--- EXTRAIT CHOISI ---
↓

Marc-Antoine
Brillant est chef de bataillon, diplômé de l'Ecole Spéciale Militaire de
Saint-Cyr, et lauréat de l'Ecole de guerre. Il occupe actuellement une position
d'analyste pour le retour d'expérience au Centre de doctrine d'emploi des
forces de l'armée de Terre après avoir effectué une partie de sa carrière en
régiment, durant laquelle il a été projeté en Afghanistan et au Liban par deux
fois. Marc-Antoine brillant a récemment publié Israël contre le Hezbollah :
Chronique d'une défaite annoncée 12 juillet – 14 août 2006 aux éditions du
Rocher, coécrit avec le colonel Michel Goya auteur de plusieurs ouvrages
d'histoire militaires remarqués, comme La chair et le feu, une étude sur
l'armée française durant la Grande Guerre, parue chez Tallandier en 2004.
Michel Goya est par ailleurs connu pour être l'animateur du blog la voie de
l'épée auquel Marc-Antoine Brillant, que nous remercions de nous accorder cet
interview, contribue également.
Propos recueillis par Adrien Fontanellaz, déjà publié sur l'autre côté de la colline.
Pourriez-vous revenir sur les origines de la guerre de 2006 entre Israël et le Hezbollah ?
Pourriez-vous revenir sur les origines de la guerre de 2006 entre Israël et le Hezbollah ?
L'antagonisme
entre le Hezbollah et l'Etat hébreu est relativement ancien. A l'origine, c'est
la présence de l'armée israélienne sur le sol libanais lors de la guerre
civile. Le Hezbollah, né en 1982, a fondé sa lutte contre "l'ennemi
sioniste" sur cet impératif de rendre la terre volée aux musulmans et
notamment aux Palestiniens. S'en est suivie pendant près de 20 ans toute une
série d'affrontements, d'attaques, d'attentats, et de représailles sans que
l'on sache vraiment qui avait le dessus in fine. Lorsqu' Ehud Barak décida
unilatéralement de retirer les troupes israéliennes du Sud Liban en 2000, il a
laissé le champ libre au Hezbollah pour s'implanter et remplacer l'Etat
libanais défaillant. Aussitôt dit, aussitôt fait, la campagne libanaise face à
la frontière israélienne s'est donc progressivement transformée pour devenir le
piège des forces de Tsahal le jour où.

↑

--- DONNÉES ENREGISTRÉES ---
↓

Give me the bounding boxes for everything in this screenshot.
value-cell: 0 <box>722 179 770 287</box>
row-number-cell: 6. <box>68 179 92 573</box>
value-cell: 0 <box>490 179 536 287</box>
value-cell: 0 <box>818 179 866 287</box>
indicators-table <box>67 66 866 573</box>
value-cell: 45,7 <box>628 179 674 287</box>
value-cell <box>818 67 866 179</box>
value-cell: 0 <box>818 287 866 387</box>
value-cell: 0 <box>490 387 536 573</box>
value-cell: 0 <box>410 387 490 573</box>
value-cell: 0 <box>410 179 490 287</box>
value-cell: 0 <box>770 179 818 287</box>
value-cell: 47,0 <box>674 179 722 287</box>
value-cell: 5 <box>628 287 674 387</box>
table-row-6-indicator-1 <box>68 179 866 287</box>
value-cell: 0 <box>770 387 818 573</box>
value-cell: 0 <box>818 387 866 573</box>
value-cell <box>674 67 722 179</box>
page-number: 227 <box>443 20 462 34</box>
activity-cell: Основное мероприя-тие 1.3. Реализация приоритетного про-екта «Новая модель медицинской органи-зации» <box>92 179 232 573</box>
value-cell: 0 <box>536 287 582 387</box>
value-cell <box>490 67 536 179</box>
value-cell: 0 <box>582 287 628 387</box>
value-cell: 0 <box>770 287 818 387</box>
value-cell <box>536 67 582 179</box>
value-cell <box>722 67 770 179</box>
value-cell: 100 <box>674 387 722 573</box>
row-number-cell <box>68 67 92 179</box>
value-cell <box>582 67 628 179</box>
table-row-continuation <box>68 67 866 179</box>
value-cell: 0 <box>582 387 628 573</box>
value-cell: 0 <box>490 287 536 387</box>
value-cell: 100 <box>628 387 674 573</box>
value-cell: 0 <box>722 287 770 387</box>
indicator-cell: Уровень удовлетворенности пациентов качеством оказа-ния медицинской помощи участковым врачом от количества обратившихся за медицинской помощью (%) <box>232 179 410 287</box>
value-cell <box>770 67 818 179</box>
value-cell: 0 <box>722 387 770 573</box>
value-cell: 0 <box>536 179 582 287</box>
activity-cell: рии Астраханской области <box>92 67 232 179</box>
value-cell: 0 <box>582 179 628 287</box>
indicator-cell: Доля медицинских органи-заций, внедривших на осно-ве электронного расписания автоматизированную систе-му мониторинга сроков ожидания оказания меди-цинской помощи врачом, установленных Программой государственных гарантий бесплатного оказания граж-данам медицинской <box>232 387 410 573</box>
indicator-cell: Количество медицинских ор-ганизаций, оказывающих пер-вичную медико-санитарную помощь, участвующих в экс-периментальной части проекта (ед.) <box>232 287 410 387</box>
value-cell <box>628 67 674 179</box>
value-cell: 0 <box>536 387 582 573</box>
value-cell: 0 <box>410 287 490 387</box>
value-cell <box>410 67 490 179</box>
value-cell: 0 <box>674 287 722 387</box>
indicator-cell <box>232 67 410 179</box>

↑

--- CONSIGNE ÉCRITE ---
Restituez à l'identique, s'il vous plaît, le passage de l'entretien sur la guerre de 2006 qui commence à "Michel Goya est" et se termine à "de la colline.". Ces données proviennent d'une autre source.

--- RÉPONSE RÉDIGÉE ---
Michel Goya est par ailleurs connu pour être l'animateur du blog la voie de
l'épée auquel Marc-Antoine Brillant, que nous remercions de nous accorder cet
interview, contribue également.
Propos recueillis par Adrien Fontanellaz, déjà publié sur l'autre côté de la colline.